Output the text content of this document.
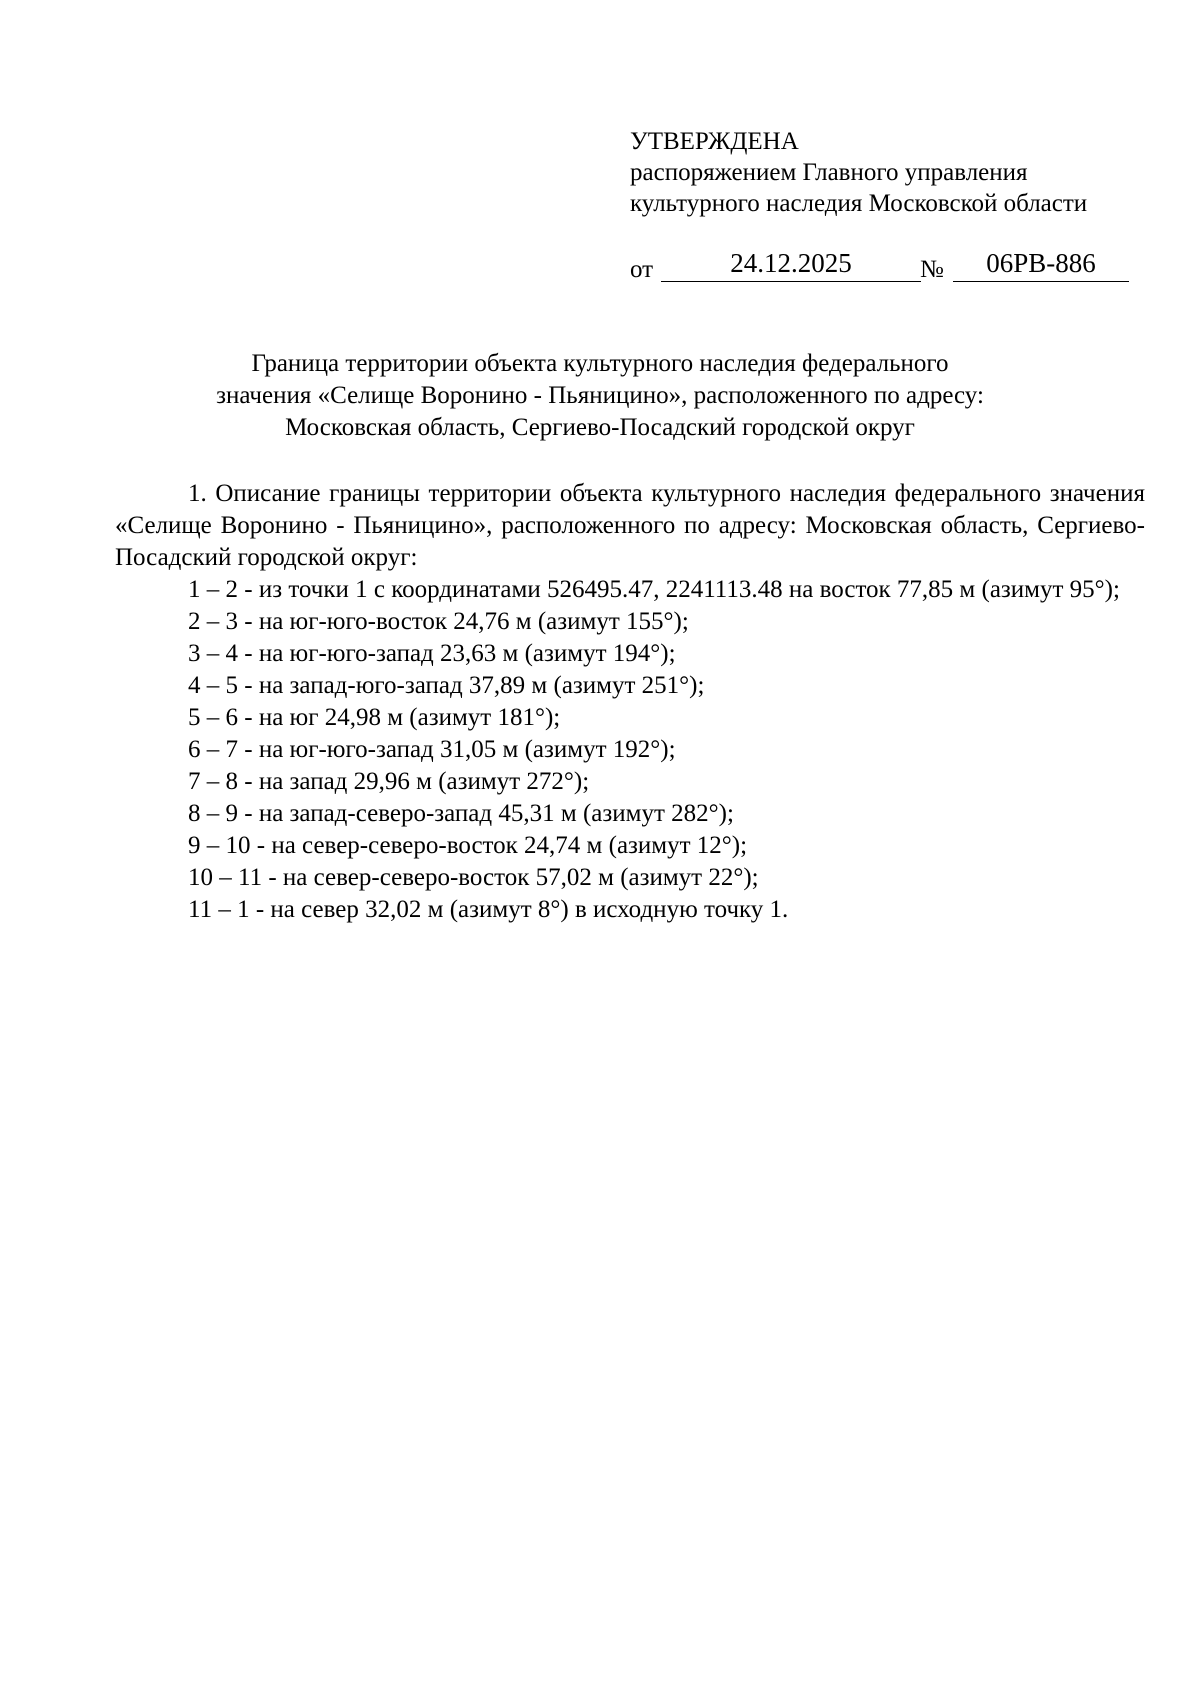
УТВЕРЖДЕНА
распоряжением Главного управления
культурного наследия Московской области
от	24.12.2025	№	06РВ-886
Граница территории объекта культурного наследия федерального
значения «Селище Воронино - Пьяницино», расположенного по адресу:
Московская область, Сергиево-Посадский городской округ

1. Описание границы территории объекта культурного наследия федерального значения «Селище Воронино - Пьяницино», расположенного по адресу: Московская область, Сергиево-Посадский городской округ:

1 – 2 - из точки 1 с координатами 526495.47, 2241113.48 на восток 77,85 м (азимут 95°);

2 – 3 - на юг-юго-восток 24,76 м (азимут 155°);

3 – 4 - на юг-юго-запад 23,63 м (азимут 194°);

4 – 5 - на запад-юго-запад 37,89 м (азимут 251°);

5 – 6 - на юг 24,98 м (азимут 181°);

6 – 7 - на юг-юго-запад 31,05 м (азимут 192°);

7 – 8 - на запад 29,96 м (азимут 272°);

8 – 9 - на запад-северо-запад 45,31 м (азимут 282°);

9 – 10 - на север-северо-восток 24,74 м (азимут 12°);

10 – 11 - на север-северо-восток 57,02 м (азимут 22°);

11 – 1 - на север 32,02 м (азимут 8°) в исходную точку 1.
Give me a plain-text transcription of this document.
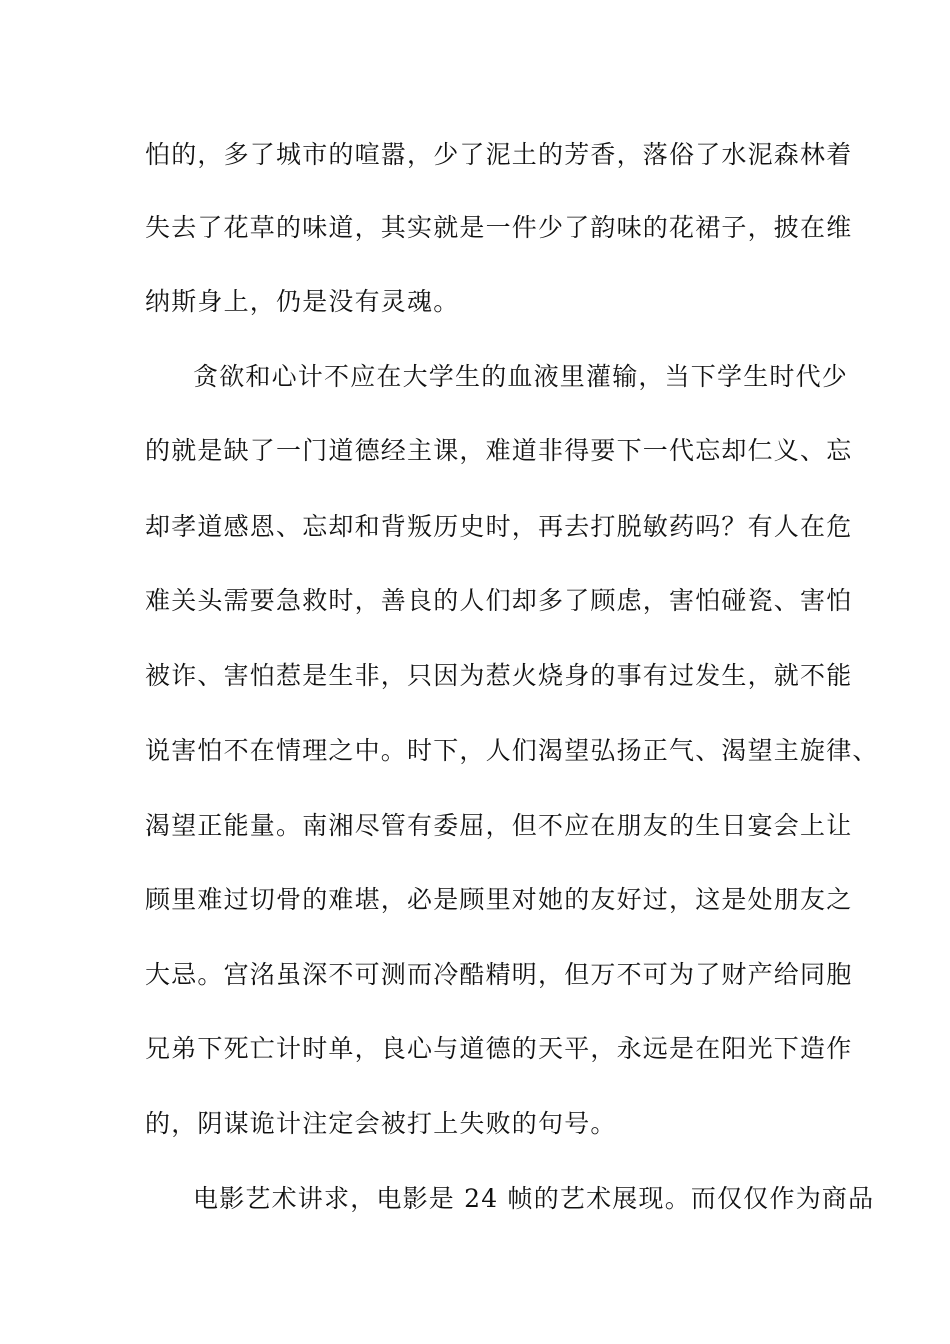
怕的，多了城市的喧嚣，少了泥土的芳香，落俗了水泥森林着
失去了花草的味道，其实就是一件少了韵味的花裙子，披在维
纳斯身上，仍是没有灵魂。
贪欲和心计不应在大学生的血液里灌输，当下学生时代少
的就是缺了一门道德经主课，难道非得要下一代忘却仁义、忘
却孝道感恩、忘却和背叛历史时，再去打脱敏药吗？有人在危
难关头需要急救时，善良的人们却多了顾虑，害怕碰瓷、害怕
被诈、害怕惹是生非，只因为惹火烧身的事有过发生，就不能
说害怕不在情理之中。时下，人们渴望弘扬正气、渴望主旋律、
渴望正能量。南湘尽管有委屈，但不应在朋友的生日宴会上让
顾里难过切骨的难堪，必是顾里对她的友好过，这是处朋友之
大忌。宫洺虽深不可测而冷酷精明，但万不可为了财产给同胞
兄弟下死亡计时单，良心与道德的天平，永远是在阳光下造作
的，阴谋诡计注定会被打上失败的句号。
电影艺术讲求，电影是 24 帧的艺术展现。而仅仅作为商品
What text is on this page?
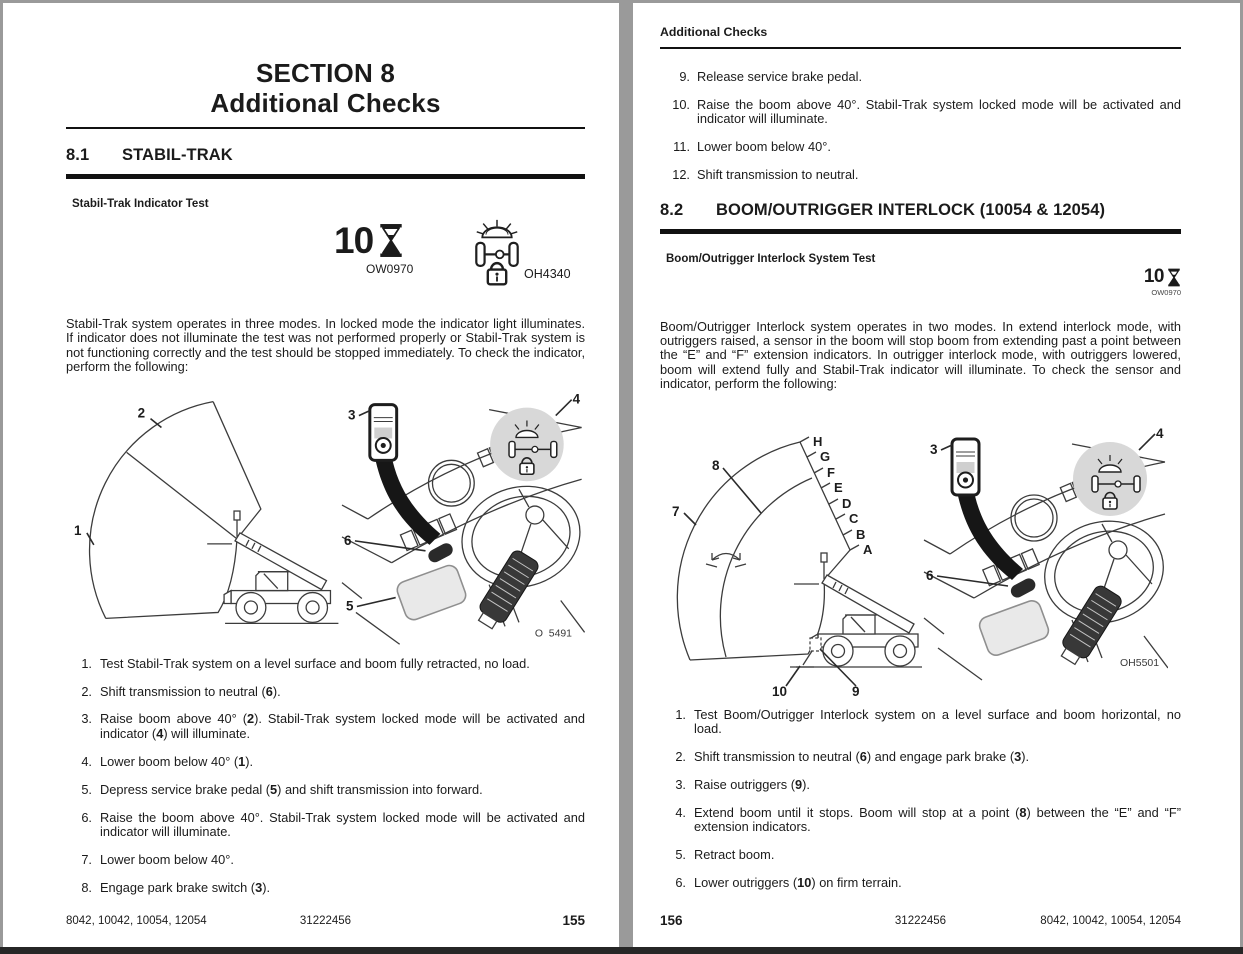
SECTION 8
Additional Checks
8.1	STABIL-TRAK
Stabil-Trak Indicator Test
10
OW0970	OH4340

Stabil-Trak system operates in three modes. In locked mode the indicator light illuminates. If indicator does not illuminate the test was not performed properly or Stabil-Trak system is not functioning correctly and the test should be stopped immediately. To check the indicator, perform the following:

1
2	3
4
5
6
O  5491
1. Test Stabil-Trak system on a level surface and boom fully retracted, no load.
2. Shift transmission to neutral (6).
3. Raise boom above 40° (2). Stabil-Trak system locked mode will be activated and indicator (4) will illuminate.
4. Lower boom below 40° (1).
5. Depress service brake pedal (5) and shift transmission into forward.
6. Raise the boom above 40°. Stabil-Trak system locked mode will be activated and indicator will illuminate.
7. Lower boom below 40°.
8. Engage park brake switch (3).
8042, 10042, 10054, 12054	31222456	155
Additional Checks
9. Release service brake pedal.
10. Raise the boom above 40°. Stabil-Trak system locked mode will be activated and indicator will illuminate.
11. Lower boom below 40°.
12. Shift transmission to neutral.
8.2	BOOM/OUTRIGGER INTERLOCK (10054 & 12054)
Boom/Outrigger Interlock System Test
10
OW0970

Boom/Outrigger Interlock system operates in two modes. In extend interlock mode, with outriggers raised, a sensor in the boom will stop boom from extending past a point between the “E” and “F” extension indicators. In outrigger interlock mode, with outriggers lowered, boom will extend fully and Stabil-Trak indicator will illuminate. To check the sensor and indicator, perform the following:

H
G
F
E
D
C
B
A
7
8
9
10
3
4
6
OH5501
1. Test Boom/Outrigger Interlock system on a level surface and boom horizontal, no load.
2. Shift transmission to neutral (6) and engage park brake (3).
3. Raise outriggers (9).
4. Extend boom until it stops. Boom will stop at a point (8) between the “E” and “F” extension indicators.
5. Retract boom.
6. Lower outriggers (10) on firm terrain.
156	31222456	8042, 10042, 10054, 12054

== == ==

Gather each line in the entries above where the string "fully" is found.

Correct response:
1. Test Stabil-Trak system on a level surface and boom fully retracted, no load.
Boom/Outrigger Interlock system operates in two modes. In extend interlock mode, with outriggers raised, a sensor in the boom will stop boom from extending past a point between the “E” and “F” extension indicators. In outrigger interlock mode, with outriggers lowered, boom will extend fully and Stabil-Trak indicator will illuminate. To check the sensor and indicator, perform the following:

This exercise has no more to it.